Which lines hold the word "敢于担当"? Copy each one.

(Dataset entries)
━━━━
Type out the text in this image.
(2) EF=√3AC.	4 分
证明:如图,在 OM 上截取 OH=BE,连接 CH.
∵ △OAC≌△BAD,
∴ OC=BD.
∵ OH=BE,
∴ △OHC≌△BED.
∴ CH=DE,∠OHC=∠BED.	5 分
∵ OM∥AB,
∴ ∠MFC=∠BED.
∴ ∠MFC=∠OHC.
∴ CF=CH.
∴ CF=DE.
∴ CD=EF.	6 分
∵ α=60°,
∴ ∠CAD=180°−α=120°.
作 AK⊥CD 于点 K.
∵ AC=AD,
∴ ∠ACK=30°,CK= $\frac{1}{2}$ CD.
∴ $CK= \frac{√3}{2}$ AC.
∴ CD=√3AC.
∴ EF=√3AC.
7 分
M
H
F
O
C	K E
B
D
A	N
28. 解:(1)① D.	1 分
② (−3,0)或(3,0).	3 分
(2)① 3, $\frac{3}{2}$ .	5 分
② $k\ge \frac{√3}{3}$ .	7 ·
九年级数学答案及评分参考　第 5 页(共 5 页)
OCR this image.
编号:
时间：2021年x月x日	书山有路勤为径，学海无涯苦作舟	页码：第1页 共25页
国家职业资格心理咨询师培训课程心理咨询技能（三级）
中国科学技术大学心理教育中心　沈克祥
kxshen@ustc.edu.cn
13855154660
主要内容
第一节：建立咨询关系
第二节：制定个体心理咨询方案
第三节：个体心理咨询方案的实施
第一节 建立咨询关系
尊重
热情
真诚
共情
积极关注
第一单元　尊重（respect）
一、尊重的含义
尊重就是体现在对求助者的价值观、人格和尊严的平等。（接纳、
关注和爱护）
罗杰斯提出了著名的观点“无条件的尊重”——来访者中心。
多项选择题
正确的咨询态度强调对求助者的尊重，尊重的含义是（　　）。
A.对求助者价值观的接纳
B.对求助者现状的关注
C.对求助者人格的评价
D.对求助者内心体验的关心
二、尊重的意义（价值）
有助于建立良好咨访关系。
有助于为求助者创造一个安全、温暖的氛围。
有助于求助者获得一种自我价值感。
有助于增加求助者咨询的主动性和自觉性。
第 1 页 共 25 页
━━━━
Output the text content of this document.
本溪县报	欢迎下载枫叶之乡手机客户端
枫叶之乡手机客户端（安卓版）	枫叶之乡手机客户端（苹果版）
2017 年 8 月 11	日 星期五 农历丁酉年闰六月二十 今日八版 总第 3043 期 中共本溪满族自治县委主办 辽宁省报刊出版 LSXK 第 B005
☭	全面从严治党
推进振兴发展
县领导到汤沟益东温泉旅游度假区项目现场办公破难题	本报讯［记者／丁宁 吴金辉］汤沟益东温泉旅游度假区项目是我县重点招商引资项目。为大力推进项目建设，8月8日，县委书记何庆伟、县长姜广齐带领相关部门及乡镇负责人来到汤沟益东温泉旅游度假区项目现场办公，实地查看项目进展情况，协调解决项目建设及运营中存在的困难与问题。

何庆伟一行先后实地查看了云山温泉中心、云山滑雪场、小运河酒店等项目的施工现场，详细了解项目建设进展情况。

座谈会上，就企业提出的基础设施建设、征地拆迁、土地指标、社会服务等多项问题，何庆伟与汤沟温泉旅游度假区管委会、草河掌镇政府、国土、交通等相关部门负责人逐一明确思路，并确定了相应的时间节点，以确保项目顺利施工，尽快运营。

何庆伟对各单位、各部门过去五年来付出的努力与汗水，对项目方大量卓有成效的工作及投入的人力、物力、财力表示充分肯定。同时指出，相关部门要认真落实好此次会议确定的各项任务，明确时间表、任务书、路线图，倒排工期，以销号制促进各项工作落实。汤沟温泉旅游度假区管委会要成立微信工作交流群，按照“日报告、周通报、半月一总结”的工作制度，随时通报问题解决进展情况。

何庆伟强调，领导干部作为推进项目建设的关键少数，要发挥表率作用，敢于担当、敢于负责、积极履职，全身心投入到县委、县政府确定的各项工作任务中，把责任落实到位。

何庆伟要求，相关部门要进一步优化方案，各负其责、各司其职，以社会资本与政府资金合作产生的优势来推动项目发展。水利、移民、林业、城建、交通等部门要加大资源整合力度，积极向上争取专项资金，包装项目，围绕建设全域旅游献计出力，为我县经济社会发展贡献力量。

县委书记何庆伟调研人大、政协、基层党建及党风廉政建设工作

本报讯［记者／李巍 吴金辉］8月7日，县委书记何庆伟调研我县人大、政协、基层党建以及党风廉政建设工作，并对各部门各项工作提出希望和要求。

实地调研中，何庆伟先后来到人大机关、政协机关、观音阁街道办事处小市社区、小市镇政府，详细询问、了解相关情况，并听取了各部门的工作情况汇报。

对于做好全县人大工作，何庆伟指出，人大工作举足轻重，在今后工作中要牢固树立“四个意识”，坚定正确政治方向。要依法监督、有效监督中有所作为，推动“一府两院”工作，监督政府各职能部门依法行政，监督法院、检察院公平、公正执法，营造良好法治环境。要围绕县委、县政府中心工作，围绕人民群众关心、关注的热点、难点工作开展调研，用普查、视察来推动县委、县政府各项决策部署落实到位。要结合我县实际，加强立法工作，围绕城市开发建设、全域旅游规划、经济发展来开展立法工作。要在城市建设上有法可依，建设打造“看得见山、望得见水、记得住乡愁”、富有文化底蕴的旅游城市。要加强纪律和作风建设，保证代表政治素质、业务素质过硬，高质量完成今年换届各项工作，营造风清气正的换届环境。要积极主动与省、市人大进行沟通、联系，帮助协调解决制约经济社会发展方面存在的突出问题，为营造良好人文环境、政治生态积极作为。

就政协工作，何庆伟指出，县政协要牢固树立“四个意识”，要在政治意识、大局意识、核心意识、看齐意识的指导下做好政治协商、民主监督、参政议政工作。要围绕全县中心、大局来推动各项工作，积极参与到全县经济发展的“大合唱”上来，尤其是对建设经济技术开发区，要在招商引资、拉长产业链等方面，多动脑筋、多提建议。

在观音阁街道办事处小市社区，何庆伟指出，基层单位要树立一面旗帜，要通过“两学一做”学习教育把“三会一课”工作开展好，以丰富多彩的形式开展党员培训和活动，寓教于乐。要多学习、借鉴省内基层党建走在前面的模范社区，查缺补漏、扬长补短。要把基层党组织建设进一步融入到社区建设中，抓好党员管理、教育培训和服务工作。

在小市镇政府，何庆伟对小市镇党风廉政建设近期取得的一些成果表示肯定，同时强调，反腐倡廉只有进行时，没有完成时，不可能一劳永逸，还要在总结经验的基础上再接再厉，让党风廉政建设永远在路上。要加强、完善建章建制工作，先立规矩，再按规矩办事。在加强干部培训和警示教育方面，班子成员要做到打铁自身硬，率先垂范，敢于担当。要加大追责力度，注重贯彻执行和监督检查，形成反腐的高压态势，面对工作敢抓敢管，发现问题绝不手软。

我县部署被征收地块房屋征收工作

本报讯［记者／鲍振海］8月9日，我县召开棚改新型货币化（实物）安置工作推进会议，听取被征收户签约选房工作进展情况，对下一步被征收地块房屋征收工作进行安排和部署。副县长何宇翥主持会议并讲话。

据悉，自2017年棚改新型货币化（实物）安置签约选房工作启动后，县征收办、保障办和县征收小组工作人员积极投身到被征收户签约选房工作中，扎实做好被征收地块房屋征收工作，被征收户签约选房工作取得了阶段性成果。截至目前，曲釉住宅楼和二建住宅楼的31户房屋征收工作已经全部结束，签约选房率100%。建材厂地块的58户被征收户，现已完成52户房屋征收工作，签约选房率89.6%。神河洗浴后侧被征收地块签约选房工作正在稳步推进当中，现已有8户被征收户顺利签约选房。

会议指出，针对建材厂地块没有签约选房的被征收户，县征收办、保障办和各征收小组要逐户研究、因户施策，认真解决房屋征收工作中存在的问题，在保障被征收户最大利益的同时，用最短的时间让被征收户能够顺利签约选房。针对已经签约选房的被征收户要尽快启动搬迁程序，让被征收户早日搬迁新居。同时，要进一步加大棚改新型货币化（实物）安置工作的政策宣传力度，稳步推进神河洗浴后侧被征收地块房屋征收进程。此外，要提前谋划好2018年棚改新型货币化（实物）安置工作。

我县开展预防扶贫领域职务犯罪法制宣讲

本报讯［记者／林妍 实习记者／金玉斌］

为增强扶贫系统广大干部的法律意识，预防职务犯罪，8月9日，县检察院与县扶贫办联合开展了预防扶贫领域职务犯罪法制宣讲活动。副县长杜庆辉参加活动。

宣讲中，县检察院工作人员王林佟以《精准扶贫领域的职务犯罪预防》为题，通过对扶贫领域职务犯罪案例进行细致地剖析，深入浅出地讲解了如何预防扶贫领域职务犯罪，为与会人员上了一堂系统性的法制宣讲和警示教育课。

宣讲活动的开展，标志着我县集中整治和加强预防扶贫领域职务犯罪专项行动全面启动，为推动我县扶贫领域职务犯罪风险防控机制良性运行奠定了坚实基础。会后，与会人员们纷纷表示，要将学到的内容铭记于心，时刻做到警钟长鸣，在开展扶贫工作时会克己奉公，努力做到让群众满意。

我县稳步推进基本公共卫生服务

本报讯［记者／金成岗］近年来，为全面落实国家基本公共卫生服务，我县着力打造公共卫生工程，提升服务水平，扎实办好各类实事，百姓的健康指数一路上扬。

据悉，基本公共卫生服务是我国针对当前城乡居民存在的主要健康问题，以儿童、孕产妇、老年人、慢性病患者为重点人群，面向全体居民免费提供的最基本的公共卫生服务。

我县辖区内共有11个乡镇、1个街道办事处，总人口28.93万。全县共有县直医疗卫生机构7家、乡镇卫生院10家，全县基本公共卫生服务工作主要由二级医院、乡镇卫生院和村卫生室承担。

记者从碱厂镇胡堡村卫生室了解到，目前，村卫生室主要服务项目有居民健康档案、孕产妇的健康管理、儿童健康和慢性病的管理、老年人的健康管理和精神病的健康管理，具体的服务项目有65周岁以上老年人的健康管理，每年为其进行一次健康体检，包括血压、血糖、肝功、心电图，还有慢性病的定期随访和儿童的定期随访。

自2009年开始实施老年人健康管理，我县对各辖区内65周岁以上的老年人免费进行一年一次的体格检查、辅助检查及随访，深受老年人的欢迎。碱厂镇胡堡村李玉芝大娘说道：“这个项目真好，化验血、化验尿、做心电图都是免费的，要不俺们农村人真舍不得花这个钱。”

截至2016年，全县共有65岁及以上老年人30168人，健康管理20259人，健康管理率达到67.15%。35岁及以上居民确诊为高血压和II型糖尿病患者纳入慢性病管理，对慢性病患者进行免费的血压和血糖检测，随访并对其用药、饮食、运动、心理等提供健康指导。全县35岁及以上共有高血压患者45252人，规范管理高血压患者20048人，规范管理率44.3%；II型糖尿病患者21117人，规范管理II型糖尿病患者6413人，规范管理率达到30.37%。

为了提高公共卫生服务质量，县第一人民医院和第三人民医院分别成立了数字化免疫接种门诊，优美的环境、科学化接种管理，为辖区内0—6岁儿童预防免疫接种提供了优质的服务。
━━━━
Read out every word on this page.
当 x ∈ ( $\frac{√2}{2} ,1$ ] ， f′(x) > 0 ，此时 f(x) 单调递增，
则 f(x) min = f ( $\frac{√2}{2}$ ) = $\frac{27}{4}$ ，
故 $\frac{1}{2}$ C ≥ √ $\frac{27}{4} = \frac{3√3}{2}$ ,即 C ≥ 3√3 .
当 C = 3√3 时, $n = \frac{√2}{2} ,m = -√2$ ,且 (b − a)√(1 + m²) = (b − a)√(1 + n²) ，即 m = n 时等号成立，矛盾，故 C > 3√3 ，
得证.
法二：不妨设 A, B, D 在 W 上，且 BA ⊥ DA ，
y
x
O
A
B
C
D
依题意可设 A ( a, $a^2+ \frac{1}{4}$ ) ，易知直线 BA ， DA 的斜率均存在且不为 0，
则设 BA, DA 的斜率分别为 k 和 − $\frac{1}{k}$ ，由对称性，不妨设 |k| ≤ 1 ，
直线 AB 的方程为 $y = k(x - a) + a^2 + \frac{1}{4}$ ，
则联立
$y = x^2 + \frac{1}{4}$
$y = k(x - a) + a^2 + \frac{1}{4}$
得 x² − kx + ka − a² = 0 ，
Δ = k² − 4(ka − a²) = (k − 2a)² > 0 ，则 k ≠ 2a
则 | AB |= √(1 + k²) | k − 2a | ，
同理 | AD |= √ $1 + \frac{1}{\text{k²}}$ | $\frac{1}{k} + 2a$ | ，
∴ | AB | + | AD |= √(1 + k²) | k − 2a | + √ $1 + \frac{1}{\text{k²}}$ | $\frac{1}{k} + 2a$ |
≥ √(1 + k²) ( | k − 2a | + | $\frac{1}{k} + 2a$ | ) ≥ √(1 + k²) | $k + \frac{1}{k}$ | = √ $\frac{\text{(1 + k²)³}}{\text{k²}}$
━━━━
_Answer in full_.
何庆伟强调，领导干部作为推进项目建设的关键少数，要发挥表率作用，敢于担当、敢于负责、积极履职，全身心投入到县委、县政府确定的各项工作任务中，把责任落实到位。
在小市镇政府，何庆伟对小市镇党风廉政建设近期取得的一些成果表示肯定，同时强调，反腐倡廉只有进行时，没有完成时，不可能一劳永逸，还要在总结经验的基础上再接再厉，让党风廉政建设永远在路上。要加强、完善建章建制工作，先立规矩，再按规矩办事。在加强干部培训和警示教育方面，班子成员要做到打铁自身硬，率先垂范，敢于担当。要加大追责力度，注重贯彻执行和监督检查，形成反腐的高压态势，面对工作敢抓敢管，发现问题绝不手软。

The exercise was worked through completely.